**Input for this task:**
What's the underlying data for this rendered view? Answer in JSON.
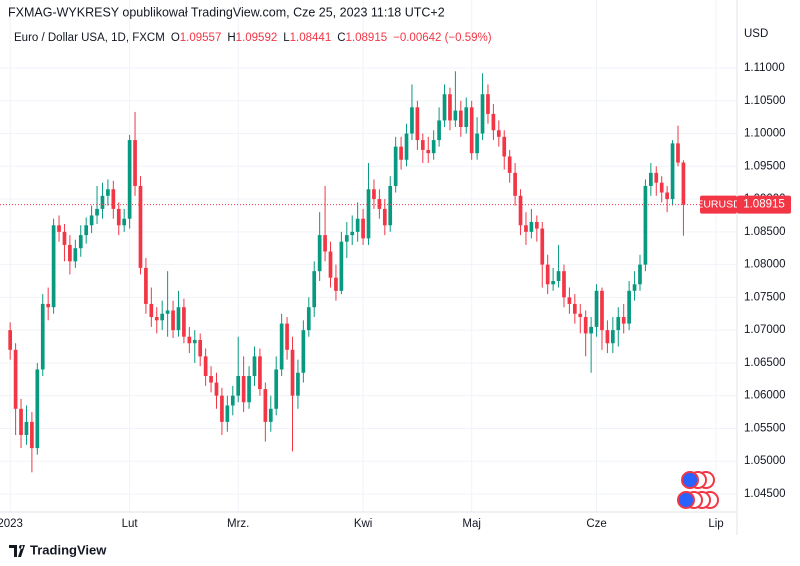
{
  "header": {
    "publisher": "FXMAG-WYKRESY opublikował TradingView.com, Cze 25, 2023 11:18 UTC+2",
    "ohlc_labels": [
      "O",
      "H",
      "L",
      "C"
    ],
    "change": "−0.00642 (−0.59%)"
  },
  "footer": {
    "brand": "TradingView"
  },
  "chart_data": {
    "type": "candlestick",
    "title": "Euro / Dollar USA, 1D, FXCM",
    "y_axis_label": "USD",
    "symbol": "EURUSD",
    "up_color": "#089981",
    "down_color": "#f23645",
    "grid": true,
    "open": [
      1.07,
      1.067,
      1.058,
      1.054,
      1.056,
      1.052,
      1.064,
      1.074,
      1.0735,
      1.086,
      1.085,
      1.083,
      1.0805,
      1.0825,
      1.0845,
      1.086,
      1.0875,
      1.0885,
      1.0905,
      1.0915,
      1.0885,
      1.086,
      1.087,
      1.099,
      1.092,
      1.0795,
      1.074,
      1.072,
      1.0715,
      1.0725,
      1.073,
      1.07,
      1.0735,
      1.069,
      1.068,
      1.0685,
      1.066,
      1.063,
      1.062,
      1.06,
      1.056,
      1.0585,
      1.06,
      1.063,
      1.059,
      1.063,
      1.066,
      1.061,
      1.056,
      1.058,
      1.064,
      1.071,
      1.067,
      1.06,
      1.0635,
      1.07,
      1.0735,
      1.079,
      1.0845,
      1.082,
      1.078,
      1.076,
      1.0835,
      1.0845,
      1.085,
      1.087,
      1.084,
      1.0915,
      1.09,
      1.0885,
      1.086,
      1.092,
      1.098,
      1.096,
      1.1,
      1.104,
      1.099,
      1.0975,
      1.097,
      1.099,
      1.102,
      1.106,
      1.102,
      1.1035,
      1.101,
      1.104,
      1.097,
      1.1,
      1.106,
      1.103,
      1.1005,
      1.0995,
      1.0965,
      1.094,
      1.0905,
      1.086,
      1.085,
      1.0865,
      1.0855,
      1.08,
      1.077,
      1.0775,
      1.079,
      1.075,
      1.074,
      1.0725,
      1.072,
      1.0695,
      1.0705,
      1.076,
      1.07,
      1.068,
      1.07,
      1.072,
      1.071,
      1.076,
      1.077,
      1.08,
      1.092,
      1.094,
      1.0925,
      1.091,
      1.09,
      1.0985,
      1.09557
    ],
    "high": [
      1.0712,
      1.068,
      1.0595,
      1.0585,
      1.0575,
      1.065,
      1.0755,
      1.0765,
      1.087,
      1.0875,
      1.0862,
      1.0845,
      1.0838,
      1.086,
      1.0872,
      1.089,
      1.092,
      1.0925,
      1.093,
      1.0928,
      1.0895,
      1.0885,
      1.0998,
      1.1033,
      1.0935,
      1.081,
      1.0765,
      1.0735,
      1.0745,
      1.079,
      1.0745,
      1.076,
      1.0748,
      1.0705,
      1.07,
      1.0695,
      1.0672,
      1.0645,
      1.0635,
      1.0612,
      1.06,
      1.0615,
      1.069,
      1.066,
      1.0645,
      1.0675,
      1.0672,
      1.062,
      1.06,
      1.066,
      1.0725,
      1.072,
      1.069,
      1.0655,
      1.0715,
      1.075,
      1.0805,
      1.088,
      1.092,
      1.0835,
      1.08,
      1.085,
      1.0865,
      1.0875,
      1.0895,
      1.0885,
      1.0955,
      1.093,
      1.0915,
      1.09,
      1.0935,
      1.0995,
      1.0995,
      1.1015,
      1.1075,
      1.105,
      1.1,
      1.0995,
      1.1005,
      1.104,
      1.1075,
      1.107,
      1.1095,
      1.105,
      1.1055,
      1.105,
      1.1025,
      1.1092,
      1.1075,
      1.1045,
      1.102,
      1.1005,
      1.0975,
      1.0955,
      1.0915,
      1.088,
      1.0885,
      1.0875,
      1.0865,
      1.0815,
      1.0795,
      1.083,
      1.08,
      1.0765,
      1.0755,
      1.074,
      1.073,
      1.072,
      1.077,
      1.0765,
      1.0715,
      1.072,
      1.0735,
      1.074,
      1.0775,
      1.079,
      1.0815,
      1.093,
      1.0955,
      1.095,
      1.0935,
      1.092,
      1.099,
      1.1012,
      1.09592
    ],
    "low": [
      1.0655,
      1.054,
      1.052,
      1.0525,
      1.0483,
      1.051,
      1.063,
      1.0715,
      1.0725,
      1.0835,
      1.0805,
      1.0785,
      1.0795,
      1.0812,
      1.0832,
      1.0848,
      1.0862,
      1.087,
      1.089,
      1.087,
      1.0845,
      1.085,
      1.0855,
      1.0905,
      1.0785,
      1.0725,
      1.0705,
      1.0695,
      1.07,
      1.069,
      1.0688,
      1.069,
      1.068,
      1.0665,
      1.065,
      1.0645,
      1.0615,
      1.0605,
      1.058,
      1.054,
      1.0545,
      1.057,
      1.059,
      1.0575,
      1.058,
      1.0615,
      1.06,
      1.053,
      1.0545,
      1.057,
      1.063,
      1.0655,
      1.0515,
      1.058,
      1.062,
      1.069,
      1.072,
      1.0775,
      1.0805,
      1.0765,
      1.0745,
      1.0755,
      1.081,
      1.083,
      1.0835,
      1.083,
      1.083,
      1.0885,
      1.087,
      1.0845,
      1.085,
      1.091,
      1.0945,
      1.095,
      1.099,
      1.0975,
      1.0955,
      1.0955,
      1.096,
      1.098,
      1.101,
      1.1005,
      1.101,
      1.0995,
      1.1,
      1.096,
      1.096,
      1.099,
      1.1015,
      1.099,
      1.098,
      1.0945,
      1.0925,
      1.089,
      1.0845,
      1.083,
      1.084,
      1.0835,
      1.0765,
      1.0755,
      1.076,
      1.0765,
      1.0735,
      1.0725,
      1.071,
      1.0695,
      1.066,
      1.0635,
      1.069,
      1.067,
      1.0665,
      1.0665,
      1.0675,
      1.0695,
      1.07,
      1.0745,
      1.076,
      1.079,
      1.0905,
      1.0905,
      1.0895,
      1.088,
      1.089,
      1.095,
      1.08441
    ],
    "close": [
      1.067,
      1.058,
      1.054,
      1.056,
      1.052,
      1.064,
      1.074,
      1.0735,
      1.086,
      1.085,
      1.083,
      1.0805,
      1.0825,
      1.0845,
      1.086,
      1.0875,
      1.0885,
      1.0905,
      1.0915,
      1.0885,
      1.086,
      1.087,
      1.099,
      1.092,
      1.0795,
      1.074,
      1.072,
      1.0715,
      1.0725,
      1.073,
      1.07,
      1.0735,
      1.069,
      1.068,
      1.0685,
      1.066,
      1.063,
      1.062,
      1.06,
      1.056,
      1.0585,
      1.06,
      1.063,
      1.059,
      1.063,
      1.066,
      1.061,
      1.056,
      1.058,
      1.064,
      1.071,
      1.067,
      1.06,
      1.0635,
      1.07,
      1.0735,
      1.079,
      1.0845,
      1.082,
      1.078,
      1.076,
      1.0835,
      1.0845,
      1.085,
      1.087,
      1.084,
      1.0915,
      1.09,
      1.0885,
      1.086,
      1.092,
      1.098,
      1.096,
      1.1,
      1.104,
      1.099,
      1.0975,
      1.097,
      1.099,
      1.102,
      1.106,
      1.102,
      1.1035,
      1.101,
      1.104,
      1.097,
      1.1,
      1.106,
      1.103,
      1.1005,
      1.0995,
      1.0965,
      1.094,
      1.0905,
      1.086,
      1.085,
      1.0865,
      1.0855,
      1.08,
      1.077,
      1.0775,
      1.079,
      1.075,
      1.074,
      1.0725,
      1.072,
      1.0695,
      1.0705,
      1.076,
      1.07,
      1.068,
      1.07,
      1.072,
      1.071,
      1.076,
      1.077,
      1.08,
      1.092,
      1.094,
      1.0925,
      1.091,
      1.09,
      1.0985,
      1.09557,
      1.08915
    ],
    "xlim": [
      -0.4,
      133.5
    ],
    "xticks": [
      {
        "value": 0,
        "label": "2023"
      },
      {
        "value": 22,
        "label": "Lut"
      },
      {
        "value": 42,
        "label": "Mrz."
      },
      {
        "value": 65,
        "label": "Kwi"
      },
      {
        "value": 85,
        "label": "Maj"
      },
      {
        "value": 108,
        "label": "Cze"
      },
      {
        "value": 130,
        "label": "Lip"
      }
    ],
    "ylim": [
      1.04225,
      1.11351
    ],
    "yticks": [
      {
        "value": 1.045,
        "label": "1.04500"
      },
      {
        "value": 1.05,
        "label": "1.05000"
      },
      {
        "value": 1.055,
        "label": "1.05500"
      },
      {
        "value": 1.06,
        "label": "1.06000"
      },
      {
        "value": 1.065,
        "label": "1.06500"
      },
      {
        "value": 1.07,
        "label": "1.07000"
      },
      {
        "value": 1.075,
        "label": "1.07500"
      },
      {
        "value": 1.08,
        "label": "1.08000"
      },
      {
        "value": 1.085,
        "label": "1.08500"
      },
      {
        "value": 1.09,
        "label": "1.09000"
      },
      {
        "value": 1.095,
        "label": "1.09500"
      },
      {
        "value": 1.1,
        "label": "1.10000"
      },
      {
        "value": 1.105,
        "label": "1.10500"
      },
      {
        "value": 1.11,
        "label": "1.11000"
      }
    ]
  }
}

**Required work:** In the records above, how many lines include the string "TradingView"? Answer with only the number.

**Full answer:** 2